[Problem requirements] In the data that follows, count every line holding the string "blood" and give the count alone.

[Data for this exercise]
╭──

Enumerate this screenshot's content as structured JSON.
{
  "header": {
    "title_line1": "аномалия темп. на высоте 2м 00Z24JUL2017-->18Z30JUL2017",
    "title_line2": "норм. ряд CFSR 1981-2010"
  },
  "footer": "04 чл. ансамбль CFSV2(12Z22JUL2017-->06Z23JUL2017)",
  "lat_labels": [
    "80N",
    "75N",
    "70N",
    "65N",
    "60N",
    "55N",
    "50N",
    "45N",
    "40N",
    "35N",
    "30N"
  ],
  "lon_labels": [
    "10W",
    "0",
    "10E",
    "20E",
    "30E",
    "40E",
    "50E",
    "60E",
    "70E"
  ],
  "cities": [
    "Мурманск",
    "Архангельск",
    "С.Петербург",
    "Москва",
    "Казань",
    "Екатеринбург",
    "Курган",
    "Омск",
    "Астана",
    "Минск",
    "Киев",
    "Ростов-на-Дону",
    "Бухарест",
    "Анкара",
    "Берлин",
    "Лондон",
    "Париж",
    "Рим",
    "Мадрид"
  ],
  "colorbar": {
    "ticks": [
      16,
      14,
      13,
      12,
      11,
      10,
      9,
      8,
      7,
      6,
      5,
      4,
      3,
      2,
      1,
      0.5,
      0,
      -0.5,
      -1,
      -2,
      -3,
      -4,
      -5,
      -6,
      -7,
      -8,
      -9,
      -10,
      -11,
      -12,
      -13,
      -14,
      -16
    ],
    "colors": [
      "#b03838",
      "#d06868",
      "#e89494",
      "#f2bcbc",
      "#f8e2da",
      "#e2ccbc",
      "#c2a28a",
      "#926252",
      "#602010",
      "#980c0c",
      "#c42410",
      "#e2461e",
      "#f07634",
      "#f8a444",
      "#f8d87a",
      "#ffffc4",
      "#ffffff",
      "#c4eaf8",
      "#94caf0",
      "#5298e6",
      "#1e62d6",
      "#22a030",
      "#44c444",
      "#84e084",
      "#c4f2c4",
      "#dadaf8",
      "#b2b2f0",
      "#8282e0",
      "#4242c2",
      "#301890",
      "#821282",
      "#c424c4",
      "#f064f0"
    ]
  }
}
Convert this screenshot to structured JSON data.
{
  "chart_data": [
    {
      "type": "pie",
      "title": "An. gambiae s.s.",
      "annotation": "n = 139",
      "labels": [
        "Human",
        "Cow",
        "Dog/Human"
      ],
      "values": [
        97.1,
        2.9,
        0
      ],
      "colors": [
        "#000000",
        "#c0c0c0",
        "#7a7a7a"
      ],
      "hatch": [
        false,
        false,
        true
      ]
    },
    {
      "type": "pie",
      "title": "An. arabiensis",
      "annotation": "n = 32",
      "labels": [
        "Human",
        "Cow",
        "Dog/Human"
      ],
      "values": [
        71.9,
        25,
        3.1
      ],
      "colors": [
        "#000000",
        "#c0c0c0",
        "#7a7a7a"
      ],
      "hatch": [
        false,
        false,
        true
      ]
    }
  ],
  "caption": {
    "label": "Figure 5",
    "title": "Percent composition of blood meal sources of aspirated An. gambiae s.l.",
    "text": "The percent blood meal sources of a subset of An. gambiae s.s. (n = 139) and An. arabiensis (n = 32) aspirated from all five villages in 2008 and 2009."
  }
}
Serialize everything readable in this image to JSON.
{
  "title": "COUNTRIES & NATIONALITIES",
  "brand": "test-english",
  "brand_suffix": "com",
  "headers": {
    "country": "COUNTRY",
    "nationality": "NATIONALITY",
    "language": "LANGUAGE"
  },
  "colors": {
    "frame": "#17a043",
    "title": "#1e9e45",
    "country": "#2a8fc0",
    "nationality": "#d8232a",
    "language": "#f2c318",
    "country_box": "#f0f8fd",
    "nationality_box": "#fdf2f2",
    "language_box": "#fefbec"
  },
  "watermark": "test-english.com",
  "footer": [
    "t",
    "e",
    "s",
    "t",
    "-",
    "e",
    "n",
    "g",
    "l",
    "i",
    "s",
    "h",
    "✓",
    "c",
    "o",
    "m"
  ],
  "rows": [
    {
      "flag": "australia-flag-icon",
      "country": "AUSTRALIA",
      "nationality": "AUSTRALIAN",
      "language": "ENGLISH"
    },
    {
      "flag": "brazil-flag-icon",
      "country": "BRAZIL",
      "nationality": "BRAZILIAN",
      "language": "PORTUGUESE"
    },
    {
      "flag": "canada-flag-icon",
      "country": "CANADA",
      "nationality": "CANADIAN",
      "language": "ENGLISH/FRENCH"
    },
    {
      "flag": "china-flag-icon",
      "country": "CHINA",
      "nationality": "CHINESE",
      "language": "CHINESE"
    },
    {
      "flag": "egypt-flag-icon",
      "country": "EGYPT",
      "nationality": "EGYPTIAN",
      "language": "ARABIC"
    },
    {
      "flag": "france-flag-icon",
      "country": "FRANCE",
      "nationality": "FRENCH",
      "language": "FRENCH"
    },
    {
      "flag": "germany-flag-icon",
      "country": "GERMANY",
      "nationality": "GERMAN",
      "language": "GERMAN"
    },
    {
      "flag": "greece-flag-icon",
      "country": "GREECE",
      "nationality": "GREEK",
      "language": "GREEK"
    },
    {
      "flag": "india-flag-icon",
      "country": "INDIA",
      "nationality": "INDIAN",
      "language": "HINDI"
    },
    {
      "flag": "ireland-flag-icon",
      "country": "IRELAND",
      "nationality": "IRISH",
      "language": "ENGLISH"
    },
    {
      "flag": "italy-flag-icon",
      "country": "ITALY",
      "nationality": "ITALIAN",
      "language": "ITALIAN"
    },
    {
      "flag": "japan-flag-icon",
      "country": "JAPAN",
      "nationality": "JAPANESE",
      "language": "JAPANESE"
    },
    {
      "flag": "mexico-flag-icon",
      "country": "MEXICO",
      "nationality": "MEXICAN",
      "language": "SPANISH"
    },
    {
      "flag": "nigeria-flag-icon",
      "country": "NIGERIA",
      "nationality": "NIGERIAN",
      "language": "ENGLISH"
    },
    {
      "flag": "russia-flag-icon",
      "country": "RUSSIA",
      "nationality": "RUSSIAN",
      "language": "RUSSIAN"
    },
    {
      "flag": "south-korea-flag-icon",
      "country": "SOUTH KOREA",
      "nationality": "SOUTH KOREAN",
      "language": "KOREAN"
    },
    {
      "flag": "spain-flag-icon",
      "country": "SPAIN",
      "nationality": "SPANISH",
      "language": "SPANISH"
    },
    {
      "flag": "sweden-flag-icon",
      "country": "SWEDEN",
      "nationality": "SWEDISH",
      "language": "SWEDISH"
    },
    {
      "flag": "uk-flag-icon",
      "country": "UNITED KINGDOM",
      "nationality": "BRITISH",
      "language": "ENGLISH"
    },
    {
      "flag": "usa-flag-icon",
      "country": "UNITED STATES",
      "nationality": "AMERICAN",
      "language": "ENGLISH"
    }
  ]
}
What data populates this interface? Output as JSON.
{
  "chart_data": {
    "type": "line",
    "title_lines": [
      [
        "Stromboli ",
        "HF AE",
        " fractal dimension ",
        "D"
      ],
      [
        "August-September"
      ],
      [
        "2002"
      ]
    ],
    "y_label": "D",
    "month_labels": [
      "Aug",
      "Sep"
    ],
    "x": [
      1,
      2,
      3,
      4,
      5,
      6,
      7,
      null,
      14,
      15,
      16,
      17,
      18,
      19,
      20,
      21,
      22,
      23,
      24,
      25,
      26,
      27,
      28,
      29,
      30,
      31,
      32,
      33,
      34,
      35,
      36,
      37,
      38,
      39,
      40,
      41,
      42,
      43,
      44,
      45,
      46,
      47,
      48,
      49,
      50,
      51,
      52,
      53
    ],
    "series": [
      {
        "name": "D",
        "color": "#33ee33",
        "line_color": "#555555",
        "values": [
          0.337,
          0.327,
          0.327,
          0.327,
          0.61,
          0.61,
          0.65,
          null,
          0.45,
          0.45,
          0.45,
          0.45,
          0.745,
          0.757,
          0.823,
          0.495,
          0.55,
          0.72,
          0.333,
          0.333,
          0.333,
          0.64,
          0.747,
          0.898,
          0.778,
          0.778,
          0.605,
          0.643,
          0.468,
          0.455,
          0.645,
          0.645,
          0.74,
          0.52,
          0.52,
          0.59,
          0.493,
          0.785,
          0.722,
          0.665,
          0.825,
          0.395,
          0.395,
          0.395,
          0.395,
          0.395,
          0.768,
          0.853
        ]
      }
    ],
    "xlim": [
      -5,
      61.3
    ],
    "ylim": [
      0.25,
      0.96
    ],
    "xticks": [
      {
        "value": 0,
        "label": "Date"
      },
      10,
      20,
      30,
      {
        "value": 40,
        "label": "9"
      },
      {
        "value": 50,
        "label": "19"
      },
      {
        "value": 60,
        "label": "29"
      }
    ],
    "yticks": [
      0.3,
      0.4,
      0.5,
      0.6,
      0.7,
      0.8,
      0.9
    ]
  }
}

╰──

[Correct output] 2